### What is needed
Across the listing below, how many lines hold "type"? Reply with the number by itself.

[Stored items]
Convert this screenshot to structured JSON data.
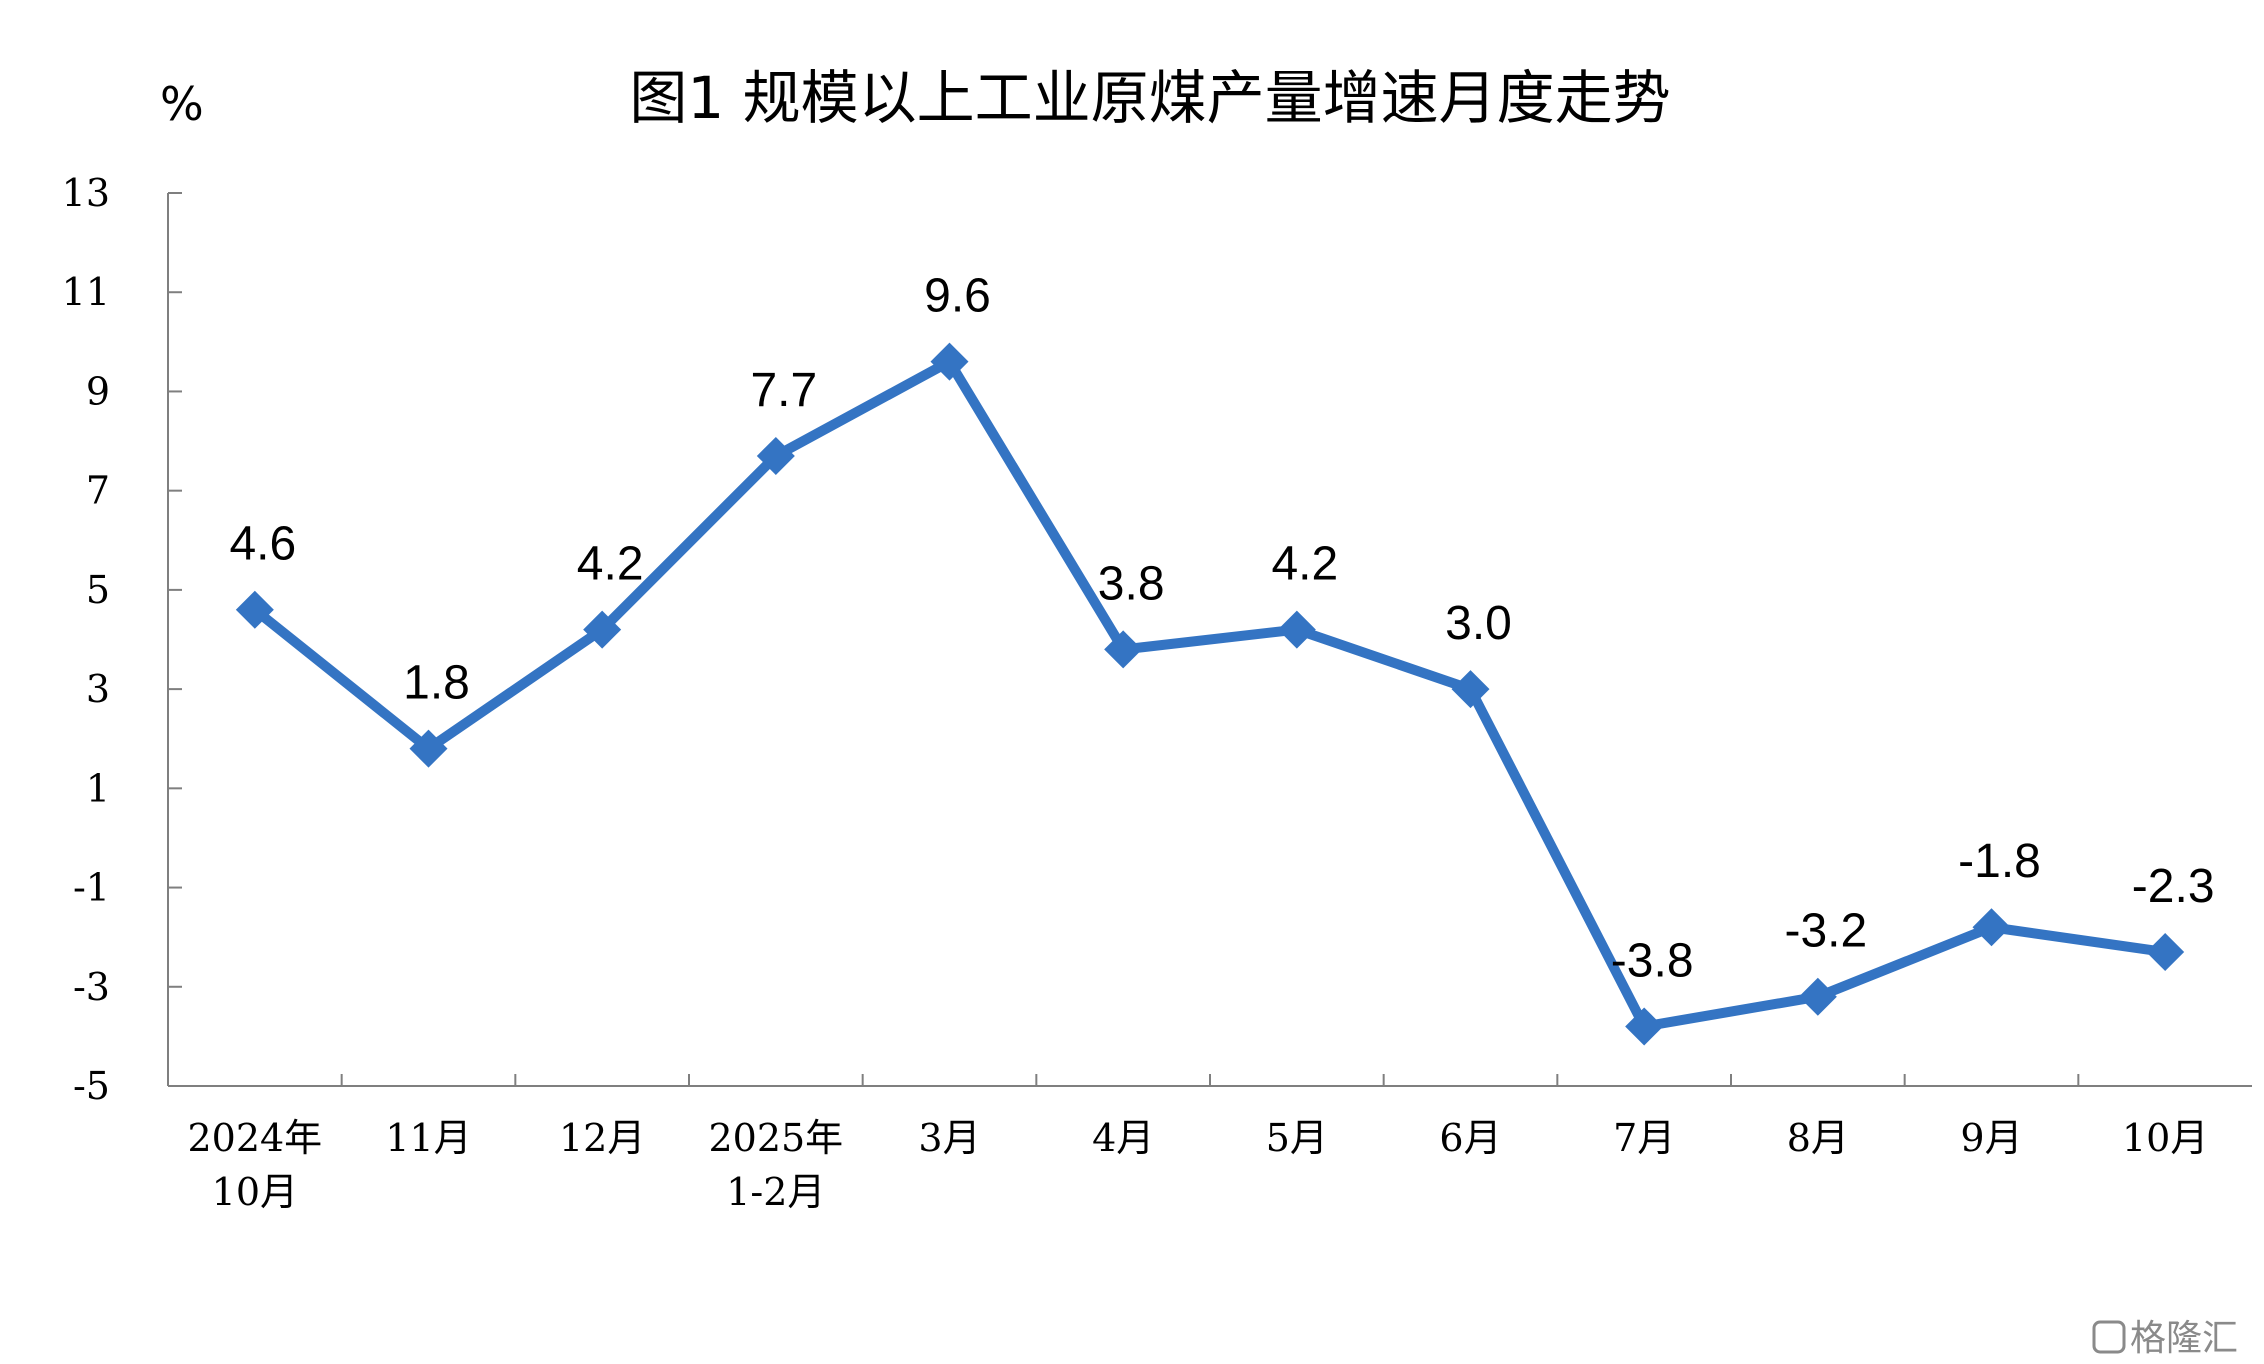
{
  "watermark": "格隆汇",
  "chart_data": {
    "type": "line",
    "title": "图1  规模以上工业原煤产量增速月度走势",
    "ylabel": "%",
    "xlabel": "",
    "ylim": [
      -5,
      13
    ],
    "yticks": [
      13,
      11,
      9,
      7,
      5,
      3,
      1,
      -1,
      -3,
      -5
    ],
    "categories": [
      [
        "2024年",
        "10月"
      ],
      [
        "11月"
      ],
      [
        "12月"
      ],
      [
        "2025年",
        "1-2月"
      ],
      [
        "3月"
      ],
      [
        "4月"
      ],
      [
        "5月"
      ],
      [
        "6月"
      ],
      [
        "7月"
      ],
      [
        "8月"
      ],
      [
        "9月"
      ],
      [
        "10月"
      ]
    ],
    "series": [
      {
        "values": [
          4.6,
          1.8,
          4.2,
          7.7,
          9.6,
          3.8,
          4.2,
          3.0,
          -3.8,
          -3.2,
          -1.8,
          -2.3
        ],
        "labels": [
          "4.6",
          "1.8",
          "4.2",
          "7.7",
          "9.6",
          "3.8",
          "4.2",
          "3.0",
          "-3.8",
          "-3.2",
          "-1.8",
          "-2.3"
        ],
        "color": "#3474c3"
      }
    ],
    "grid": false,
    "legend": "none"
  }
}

--

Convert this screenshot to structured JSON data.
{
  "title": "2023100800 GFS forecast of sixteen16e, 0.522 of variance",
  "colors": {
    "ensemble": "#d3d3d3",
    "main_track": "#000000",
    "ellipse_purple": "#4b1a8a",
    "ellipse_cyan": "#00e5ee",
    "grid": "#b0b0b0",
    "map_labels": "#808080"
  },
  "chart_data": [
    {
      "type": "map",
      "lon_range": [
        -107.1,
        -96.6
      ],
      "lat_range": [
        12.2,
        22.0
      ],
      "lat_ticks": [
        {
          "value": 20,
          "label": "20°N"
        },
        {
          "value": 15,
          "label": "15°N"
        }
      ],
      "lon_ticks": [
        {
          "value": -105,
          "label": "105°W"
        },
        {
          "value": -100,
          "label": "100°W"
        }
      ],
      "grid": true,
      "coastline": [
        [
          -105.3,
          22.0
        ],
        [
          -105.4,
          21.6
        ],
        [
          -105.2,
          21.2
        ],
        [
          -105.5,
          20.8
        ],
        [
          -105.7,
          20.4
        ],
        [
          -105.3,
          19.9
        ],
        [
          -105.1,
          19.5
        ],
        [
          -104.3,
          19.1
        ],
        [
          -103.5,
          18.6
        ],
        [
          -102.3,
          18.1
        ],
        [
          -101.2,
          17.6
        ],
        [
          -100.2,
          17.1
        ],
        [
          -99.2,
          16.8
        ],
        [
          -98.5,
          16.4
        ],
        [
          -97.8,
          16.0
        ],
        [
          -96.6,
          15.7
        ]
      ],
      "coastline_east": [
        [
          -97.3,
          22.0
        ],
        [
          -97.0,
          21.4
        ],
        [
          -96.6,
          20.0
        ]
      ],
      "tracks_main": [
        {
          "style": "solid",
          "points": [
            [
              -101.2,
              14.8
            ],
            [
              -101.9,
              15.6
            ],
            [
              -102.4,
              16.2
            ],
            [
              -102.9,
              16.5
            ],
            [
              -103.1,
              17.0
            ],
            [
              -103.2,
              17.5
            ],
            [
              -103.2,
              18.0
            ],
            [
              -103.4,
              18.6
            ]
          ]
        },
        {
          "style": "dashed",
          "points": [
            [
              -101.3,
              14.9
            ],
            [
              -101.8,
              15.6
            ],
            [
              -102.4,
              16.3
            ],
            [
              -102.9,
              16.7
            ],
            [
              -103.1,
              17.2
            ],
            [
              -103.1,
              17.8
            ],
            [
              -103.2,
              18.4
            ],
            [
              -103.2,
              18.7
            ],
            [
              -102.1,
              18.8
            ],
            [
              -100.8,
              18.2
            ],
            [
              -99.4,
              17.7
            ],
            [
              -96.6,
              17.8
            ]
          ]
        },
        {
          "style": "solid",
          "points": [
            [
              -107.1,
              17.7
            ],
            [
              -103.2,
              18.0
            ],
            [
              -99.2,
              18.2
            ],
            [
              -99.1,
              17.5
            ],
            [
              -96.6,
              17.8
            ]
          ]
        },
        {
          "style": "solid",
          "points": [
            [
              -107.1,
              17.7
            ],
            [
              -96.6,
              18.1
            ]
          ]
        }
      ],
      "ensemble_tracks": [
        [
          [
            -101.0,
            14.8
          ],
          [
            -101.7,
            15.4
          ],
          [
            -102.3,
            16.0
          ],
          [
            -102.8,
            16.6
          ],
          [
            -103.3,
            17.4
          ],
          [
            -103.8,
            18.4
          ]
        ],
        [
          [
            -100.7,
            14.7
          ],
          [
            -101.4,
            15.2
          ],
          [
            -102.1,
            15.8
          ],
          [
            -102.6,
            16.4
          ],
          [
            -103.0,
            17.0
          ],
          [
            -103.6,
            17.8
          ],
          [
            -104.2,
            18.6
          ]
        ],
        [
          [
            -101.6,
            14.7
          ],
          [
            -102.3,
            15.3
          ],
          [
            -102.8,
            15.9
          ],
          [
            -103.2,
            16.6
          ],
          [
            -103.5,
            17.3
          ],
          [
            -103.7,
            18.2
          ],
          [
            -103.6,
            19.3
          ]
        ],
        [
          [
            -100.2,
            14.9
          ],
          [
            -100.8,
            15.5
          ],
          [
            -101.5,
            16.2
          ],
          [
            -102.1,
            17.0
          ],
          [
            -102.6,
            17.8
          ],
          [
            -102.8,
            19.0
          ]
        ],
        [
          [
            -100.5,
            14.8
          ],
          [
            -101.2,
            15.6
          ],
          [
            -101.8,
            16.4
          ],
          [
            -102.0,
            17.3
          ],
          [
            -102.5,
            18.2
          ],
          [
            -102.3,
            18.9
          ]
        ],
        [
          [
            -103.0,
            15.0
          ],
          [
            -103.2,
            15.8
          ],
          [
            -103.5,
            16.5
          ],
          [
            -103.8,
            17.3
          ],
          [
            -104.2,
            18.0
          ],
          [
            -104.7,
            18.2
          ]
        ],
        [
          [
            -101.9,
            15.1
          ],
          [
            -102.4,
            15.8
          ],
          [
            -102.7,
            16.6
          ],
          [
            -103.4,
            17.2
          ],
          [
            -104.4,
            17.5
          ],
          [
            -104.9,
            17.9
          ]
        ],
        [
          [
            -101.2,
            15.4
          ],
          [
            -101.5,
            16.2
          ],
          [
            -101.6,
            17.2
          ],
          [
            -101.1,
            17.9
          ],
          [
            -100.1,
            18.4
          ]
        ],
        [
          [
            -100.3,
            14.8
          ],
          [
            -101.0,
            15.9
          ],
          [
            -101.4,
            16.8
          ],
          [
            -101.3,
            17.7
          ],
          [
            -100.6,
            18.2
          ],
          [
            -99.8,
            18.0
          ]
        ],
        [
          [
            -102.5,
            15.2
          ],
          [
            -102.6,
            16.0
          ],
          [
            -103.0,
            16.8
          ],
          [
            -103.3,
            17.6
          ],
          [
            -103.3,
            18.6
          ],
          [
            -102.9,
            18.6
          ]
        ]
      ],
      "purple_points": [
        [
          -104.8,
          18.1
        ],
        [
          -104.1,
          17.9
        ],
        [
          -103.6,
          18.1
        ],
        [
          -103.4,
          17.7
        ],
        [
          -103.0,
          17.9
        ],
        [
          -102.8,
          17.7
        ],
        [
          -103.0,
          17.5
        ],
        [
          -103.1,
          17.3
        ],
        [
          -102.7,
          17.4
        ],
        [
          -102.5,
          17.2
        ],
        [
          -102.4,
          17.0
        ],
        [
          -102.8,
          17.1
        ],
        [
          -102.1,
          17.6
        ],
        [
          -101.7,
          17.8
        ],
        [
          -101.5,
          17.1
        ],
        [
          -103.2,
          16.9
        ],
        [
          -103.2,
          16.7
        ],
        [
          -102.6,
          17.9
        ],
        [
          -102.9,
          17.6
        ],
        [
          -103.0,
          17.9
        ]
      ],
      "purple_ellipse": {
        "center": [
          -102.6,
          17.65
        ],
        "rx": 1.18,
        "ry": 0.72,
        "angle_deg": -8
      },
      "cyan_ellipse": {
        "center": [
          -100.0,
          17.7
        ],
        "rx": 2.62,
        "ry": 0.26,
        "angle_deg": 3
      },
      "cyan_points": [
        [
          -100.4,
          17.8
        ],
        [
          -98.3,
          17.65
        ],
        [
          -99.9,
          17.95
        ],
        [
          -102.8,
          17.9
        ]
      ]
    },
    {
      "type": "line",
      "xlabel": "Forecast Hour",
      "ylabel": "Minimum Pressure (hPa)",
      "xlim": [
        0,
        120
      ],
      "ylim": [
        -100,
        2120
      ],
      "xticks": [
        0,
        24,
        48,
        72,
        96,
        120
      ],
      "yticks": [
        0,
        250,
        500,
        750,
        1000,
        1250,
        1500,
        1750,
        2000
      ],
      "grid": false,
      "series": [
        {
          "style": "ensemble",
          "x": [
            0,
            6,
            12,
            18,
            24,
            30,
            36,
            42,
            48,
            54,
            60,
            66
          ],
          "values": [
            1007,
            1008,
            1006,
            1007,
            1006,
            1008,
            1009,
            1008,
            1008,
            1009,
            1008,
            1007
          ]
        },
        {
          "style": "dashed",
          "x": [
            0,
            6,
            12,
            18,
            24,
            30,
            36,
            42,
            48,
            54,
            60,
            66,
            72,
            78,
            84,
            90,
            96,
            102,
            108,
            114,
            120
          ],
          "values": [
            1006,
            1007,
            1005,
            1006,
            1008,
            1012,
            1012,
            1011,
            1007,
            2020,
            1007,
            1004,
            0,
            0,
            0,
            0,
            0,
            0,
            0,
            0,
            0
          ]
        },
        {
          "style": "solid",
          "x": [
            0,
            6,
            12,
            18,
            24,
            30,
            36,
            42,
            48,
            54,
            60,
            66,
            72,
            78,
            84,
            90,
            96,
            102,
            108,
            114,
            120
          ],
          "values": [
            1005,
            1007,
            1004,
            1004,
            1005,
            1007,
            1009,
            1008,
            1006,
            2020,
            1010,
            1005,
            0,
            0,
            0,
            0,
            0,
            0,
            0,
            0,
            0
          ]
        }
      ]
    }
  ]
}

---

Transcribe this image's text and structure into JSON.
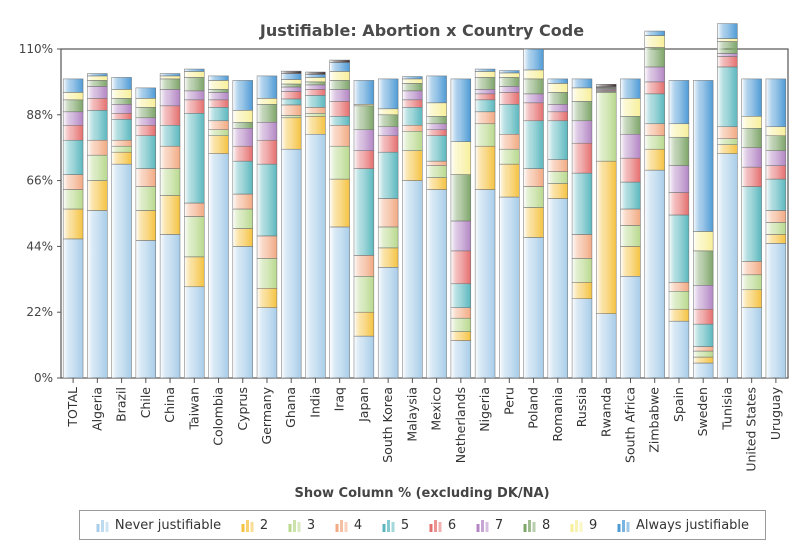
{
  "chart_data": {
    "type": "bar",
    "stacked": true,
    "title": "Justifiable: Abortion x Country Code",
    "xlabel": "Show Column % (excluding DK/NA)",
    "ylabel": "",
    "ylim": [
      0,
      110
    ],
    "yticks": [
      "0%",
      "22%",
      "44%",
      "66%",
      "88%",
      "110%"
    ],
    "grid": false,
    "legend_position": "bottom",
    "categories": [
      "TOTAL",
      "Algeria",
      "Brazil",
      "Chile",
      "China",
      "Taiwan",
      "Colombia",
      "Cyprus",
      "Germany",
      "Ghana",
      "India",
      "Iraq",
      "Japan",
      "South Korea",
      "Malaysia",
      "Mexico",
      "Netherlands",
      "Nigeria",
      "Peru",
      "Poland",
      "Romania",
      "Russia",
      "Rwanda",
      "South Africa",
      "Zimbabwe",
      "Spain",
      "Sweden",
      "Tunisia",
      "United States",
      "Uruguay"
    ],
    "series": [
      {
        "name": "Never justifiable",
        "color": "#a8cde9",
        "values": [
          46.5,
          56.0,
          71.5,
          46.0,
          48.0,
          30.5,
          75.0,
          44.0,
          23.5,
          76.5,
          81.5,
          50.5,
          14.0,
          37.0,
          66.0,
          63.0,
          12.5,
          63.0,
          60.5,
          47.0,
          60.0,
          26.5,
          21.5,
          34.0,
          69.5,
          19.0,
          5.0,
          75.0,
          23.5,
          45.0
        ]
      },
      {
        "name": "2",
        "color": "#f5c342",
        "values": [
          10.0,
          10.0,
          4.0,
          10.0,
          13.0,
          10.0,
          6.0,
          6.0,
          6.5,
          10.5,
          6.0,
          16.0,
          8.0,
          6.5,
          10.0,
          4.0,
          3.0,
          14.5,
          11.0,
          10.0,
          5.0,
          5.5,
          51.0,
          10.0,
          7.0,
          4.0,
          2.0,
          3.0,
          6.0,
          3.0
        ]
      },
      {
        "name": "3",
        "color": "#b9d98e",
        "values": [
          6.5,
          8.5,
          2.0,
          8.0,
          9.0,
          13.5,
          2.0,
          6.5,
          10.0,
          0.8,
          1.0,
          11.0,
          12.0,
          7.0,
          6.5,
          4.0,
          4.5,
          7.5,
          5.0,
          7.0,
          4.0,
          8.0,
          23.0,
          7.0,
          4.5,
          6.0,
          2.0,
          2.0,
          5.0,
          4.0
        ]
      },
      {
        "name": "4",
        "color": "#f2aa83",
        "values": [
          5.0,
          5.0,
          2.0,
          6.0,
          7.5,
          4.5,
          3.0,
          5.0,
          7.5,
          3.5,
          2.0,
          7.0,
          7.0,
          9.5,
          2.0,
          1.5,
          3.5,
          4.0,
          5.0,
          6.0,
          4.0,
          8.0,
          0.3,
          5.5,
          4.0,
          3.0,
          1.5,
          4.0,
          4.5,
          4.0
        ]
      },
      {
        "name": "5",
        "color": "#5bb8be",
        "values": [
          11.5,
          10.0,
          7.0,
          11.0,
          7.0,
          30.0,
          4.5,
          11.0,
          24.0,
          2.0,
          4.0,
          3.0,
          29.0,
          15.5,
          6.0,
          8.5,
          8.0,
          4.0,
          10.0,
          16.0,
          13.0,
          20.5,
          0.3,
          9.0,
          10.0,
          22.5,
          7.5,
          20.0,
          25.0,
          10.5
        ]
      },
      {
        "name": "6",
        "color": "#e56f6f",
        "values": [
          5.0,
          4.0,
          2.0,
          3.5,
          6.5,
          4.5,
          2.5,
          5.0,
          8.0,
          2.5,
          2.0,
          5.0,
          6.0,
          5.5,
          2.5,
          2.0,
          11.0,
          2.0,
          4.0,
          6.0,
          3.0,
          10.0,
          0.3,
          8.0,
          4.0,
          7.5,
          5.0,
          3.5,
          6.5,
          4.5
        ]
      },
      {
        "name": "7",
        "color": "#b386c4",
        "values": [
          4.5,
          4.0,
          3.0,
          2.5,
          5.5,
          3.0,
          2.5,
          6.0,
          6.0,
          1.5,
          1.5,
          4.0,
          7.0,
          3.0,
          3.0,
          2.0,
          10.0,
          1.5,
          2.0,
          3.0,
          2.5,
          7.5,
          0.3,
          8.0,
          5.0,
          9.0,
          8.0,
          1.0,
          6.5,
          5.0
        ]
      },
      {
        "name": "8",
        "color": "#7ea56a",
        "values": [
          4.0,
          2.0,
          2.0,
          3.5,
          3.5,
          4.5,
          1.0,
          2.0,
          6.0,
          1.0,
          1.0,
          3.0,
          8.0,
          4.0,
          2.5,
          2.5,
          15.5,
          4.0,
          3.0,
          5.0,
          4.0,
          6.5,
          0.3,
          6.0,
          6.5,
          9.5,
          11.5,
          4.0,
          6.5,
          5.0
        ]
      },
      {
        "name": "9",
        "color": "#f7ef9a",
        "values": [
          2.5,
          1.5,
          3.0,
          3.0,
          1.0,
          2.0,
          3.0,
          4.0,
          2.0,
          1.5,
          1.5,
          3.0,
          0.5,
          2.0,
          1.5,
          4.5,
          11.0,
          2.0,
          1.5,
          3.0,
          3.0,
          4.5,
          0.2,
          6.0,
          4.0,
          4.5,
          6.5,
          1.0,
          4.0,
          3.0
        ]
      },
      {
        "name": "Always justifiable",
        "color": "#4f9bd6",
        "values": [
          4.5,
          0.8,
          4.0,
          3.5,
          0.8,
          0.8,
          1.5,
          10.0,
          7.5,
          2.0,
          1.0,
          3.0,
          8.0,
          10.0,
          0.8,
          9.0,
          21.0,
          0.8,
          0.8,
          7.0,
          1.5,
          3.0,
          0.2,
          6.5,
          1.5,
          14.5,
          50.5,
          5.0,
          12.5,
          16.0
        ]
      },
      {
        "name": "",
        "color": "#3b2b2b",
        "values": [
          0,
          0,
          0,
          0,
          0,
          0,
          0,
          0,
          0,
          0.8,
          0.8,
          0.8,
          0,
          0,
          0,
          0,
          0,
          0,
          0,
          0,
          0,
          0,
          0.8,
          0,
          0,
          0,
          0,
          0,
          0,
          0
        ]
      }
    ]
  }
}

### Expected answer
4